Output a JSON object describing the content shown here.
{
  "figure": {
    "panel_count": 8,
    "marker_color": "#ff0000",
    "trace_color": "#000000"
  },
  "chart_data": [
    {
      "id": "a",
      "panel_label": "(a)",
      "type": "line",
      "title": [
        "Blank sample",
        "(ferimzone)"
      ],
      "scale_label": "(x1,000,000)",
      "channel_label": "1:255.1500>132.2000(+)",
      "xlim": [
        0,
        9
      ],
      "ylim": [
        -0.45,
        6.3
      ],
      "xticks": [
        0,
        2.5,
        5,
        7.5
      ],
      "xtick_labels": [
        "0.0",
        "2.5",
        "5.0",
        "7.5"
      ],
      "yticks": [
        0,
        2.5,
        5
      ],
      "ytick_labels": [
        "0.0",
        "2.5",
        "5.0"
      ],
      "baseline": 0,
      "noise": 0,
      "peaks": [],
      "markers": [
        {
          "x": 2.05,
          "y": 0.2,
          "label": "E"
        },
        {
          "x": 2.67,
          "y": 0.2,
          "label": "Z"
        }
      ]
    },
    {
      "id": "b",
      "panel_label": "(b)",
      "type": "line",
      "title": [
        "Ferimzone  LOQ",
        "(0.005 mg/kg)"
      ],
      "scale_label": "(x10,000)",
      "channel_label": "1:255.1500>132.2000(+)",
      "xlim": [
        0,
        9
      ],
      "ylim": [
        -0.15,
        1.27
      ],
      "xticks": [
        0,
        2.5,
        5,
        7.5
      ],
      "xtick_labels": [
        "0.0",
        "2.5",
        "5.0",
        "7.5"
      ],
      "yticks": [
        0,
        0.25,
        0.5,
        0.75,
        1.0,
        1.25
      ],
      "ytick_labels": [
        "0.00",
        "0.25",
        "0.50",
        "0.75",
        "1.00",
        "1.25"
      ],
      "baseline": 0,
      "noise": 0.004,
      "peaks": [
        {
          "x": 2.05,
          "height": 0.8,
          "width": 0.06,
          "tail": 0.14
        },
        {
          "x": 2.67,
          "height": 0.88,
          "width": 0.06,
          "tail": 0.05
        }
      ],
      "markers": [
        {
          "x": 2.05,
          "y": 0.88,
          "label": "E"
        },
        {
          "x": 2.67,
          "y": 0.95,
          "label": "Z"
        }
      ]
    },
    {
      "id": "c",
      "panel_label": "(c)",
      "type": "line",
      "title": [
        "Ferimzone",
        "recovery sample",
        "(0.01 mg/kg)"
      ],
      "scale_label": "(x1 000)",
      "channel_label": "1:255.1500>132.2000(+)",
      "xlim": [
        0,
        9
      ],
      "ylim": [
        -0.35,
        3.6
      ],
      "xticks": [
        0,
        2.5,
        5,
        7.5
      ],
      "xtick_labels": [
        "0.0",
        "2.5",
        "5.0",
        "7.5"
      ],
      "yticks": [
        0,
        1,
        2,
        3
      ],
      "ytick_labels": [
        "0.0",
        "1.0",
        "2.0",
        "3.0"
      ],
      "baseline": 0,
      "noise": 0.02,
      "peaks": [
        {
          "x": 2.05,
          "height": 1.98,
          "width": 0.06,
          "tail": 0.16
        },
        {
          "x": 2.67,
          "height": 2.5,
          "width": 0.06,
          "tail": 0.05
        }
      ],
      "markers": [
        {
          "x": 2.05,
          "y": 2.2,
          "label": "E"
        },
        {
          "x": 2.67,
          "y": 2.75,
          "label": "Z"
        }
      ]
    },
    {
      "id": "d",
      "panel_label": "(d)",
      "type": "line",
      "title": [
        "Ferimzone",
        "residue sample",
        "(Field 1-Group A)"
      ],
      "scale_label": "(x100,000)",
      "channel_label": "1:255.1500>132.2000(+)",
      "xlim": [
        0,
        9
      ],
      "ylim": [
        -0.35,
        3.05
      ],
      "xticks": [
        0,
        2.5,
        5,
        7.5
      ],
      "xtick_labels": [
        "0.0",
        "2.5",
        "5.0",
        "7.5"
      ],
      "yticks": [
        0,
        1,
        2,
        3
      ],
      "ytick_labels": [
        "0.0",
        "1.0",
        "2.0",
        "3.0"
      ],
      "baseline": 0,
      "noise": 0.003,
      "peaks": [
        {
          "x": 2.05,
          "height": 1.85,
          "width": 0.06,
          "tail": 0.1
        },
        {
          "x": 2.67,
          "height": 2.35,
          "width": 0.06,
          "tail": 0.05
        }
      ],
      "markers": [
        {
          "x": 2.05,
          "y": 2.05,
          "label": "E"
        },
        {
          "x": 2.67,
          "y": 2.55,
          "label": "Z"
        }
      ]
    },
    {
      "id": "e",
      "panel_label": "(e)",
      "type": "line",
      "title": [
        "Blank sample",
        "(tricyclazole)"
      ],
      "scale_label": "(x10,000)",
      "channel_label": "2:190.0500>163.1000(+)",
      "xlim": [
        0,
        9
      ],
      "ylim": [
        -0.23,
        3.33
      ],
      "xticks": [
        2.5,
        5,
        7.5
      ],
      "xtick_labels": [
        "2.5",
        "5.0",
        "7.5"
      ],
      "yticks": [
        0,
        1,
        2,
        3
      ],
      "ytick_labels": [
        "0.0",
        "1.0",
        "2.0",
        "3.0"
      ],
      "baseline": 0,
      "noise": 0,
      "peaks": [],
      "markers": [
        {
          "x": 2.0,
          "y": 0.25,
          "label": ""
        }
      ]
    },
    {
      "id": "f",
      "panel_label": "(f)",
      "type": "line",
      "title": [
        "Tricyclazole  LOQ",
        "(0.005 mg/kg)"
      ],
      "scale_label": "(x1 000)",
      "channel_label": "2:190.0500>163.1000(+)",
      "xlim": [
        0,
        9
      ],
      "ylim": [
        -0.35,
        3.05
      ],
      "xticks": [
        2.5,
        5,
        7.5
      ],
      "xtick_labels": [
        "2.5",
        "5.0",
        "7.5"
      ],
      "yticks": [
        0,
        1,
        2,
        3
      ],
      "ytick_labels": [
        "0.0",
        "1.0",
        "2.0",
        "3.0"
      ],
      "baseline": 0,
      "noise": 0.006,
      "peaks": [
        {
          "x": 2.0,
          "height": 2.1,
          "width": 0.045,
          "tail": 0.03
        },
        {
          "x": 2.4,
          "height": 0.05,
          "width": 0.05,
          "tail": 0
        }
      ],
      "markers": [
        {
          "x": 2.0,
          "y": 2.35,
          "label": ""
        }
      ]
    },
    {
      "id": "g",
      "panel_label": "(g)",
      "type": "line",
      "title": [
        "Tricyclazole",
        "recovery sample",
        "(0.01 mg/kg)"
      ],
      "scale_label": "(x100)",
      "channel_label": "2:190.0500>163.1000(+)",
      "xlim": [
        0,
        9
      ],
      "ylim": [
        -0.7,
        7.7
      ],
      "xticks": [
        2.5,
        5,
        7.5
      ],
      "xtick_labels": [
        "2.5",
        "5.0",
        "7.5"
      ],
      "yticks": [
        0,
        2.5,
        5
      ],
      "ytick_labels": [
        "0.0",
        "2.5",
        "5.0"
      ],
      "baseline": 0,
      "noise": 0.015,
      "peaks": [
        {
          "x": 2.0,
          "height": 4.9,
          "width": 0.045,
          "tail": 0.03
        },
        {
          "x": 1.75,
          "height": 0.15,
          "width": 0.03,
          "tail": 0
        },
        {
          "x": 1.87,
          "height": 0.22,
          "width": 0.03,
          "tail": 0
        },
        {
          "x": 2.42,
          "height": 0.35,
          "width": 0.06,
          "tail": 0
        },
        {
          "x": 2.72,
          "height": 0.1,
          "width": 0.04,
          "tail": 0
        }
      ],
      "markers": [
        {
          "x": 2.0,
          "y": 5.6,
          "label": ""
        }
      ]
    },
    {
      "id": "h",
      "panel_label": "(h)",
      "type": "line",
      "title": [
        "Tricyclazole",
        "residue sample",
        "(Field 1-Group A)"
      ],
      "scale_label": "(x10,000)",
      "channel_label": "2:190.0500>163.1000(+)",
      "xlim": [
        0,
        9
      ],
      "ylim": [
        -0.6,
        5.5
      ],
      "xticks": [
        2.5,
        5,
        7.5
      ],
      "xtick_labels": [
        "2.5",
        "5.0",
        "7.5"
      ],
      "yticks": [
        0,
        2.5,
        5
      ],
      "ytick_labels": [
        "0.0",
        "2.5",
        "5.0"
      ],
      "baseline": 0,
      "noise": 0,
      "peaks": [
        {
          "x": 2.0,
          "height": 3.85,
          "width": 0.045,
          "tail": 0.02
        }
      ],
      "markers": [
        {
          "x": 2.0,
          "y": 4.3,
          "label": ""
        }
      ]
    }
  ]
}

Aim of the exercise – Copy out every line of the listing that contains the string "noise".

Written solution –
      "noise": 0,
      "noise": 0.004,
      "noise": 0.02,
      "noise": 0.003,
      "noise": 0,
      "noise": 0.006,
      "noise": 0.015,
      "noise": 0,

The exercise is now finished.